--- START ENTRIES ---

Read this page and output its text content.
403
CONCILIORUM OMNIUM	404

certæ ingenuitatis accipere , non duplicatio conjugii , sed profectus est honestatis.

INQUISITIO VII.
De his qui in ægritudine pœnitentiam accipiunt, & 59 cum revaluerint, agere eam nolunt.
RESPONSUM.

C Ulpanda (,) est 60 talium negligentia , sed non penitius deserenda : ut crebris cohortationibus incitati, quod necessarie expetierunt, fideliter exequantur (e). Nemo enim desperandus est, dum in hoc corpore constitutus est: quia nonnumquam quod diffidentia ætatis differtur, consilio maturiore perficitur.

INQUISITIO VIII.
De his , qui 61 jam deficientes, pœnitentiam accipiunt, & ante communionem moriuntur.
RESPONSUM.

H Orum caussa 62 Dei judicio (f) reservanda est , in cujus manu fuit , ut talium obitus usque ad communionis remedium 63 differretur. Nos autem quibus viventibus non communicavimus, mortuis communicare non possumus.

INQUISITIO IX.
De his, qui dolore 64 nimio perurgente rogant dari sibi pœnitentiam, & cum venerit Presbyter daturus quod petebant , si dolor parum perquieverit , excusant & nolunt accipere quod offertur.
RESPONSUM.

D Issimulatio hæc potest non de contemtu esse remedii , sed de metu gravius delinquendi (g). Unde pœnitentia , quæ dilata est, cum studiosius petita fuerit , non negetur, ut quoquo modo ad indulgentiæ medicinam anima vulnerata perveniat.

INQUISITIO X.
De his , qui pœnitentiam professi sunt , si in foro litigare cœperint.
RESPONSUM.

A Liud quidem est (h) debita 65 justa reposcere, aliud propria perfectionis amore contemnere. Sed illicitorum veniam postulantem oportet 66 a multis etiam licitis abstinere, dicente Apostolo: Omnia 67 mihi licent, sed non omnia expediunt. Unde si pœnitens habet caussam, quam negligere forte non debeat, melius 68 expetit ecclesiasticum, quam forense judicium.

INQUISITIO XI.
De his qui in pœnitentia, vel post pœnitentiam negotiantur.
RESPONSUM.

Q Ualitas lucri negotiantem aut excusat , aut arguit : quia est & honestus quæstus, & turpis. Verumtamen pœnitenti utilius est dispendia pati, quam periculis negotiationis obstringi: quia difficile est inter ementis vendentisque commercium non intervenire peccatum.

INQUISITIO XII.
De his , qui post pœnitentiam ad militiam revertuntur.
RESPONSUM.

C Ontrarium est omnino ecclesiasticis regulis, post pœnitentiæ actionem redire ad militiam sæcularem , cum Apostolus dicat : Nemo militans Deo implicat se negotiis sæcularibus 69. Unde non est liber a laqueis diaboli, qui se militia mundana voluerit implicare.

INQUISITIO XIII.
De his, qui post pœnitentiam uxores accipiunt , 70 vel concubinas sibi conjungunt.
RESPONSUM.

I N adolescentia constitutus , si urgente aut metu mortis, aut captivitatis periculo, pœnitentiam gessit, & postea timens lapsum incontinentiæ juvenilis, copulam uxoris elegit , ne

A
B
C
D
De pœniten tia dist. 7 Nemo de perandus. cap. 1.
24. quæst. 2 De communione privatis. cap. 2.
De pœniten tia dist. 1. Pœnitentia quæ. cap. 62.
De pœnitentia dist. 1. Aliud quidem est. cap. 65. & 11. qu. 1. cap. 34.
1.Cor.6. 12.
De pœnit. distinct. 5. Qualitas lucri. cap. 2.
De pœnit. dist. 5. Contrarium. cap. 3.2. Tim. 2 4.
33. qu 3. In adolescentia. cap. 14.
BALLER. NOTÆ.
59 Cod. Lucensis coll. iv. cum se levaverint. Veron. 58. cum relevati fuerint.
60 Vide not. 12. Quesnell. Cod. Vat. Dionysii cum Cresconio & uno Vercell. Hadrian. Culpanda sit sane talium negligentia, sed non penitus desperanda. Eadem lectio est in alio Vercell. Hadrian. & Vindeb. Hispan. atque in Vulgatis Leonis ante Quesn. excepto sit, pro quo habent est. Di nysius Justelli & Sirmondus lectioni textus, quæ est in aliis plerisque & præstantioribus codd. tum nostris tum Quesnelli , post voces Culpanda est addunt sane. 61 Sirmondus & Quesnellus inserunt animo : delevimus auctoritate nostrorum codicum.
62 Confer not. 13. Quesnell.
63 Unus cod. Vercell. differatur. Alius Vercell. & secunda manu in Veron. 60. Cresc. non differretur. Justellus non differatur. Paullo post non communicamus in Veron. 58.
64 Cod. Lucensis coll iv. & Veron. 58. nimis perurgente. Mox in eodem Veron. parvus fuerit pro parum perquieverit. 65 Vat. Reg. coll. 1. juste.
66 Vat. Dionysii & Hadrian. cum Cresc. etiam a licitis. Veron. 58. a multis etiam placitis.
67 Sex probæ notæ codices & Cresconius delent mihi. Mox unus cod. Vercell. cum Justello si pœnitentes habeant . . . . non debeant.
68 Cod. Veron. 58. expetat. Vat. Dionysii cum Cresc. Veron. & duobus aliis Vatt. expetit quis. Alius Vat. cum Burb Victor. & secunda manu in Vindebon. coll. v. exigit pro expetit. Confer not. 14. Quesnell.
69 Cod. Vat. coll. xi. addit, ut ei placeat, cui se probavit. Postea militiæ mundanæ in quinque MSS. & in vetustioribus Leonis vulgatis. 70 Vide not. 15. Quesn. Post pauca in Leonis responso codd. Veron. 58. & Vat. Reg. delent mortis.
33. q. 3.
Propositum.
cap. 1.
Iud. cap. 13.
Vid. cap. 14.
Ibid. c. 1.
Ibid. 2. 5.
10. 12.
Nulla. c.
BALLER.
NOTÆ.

--- END ENTRIES ---

** EXERCISE TASK **
Pull out and copy each line containing the string "adolescentia".

** SOLUTION BELOW **
I N adolescentia constitutus , si urgente aut metu mortis, aut captivitatis periculo, pœnitentiam gessit, & postea timens lapsum incontinentiæ juvenilis, copulam uxoris elegit , ne
33. qu 3. In adolescentia. cap. 14.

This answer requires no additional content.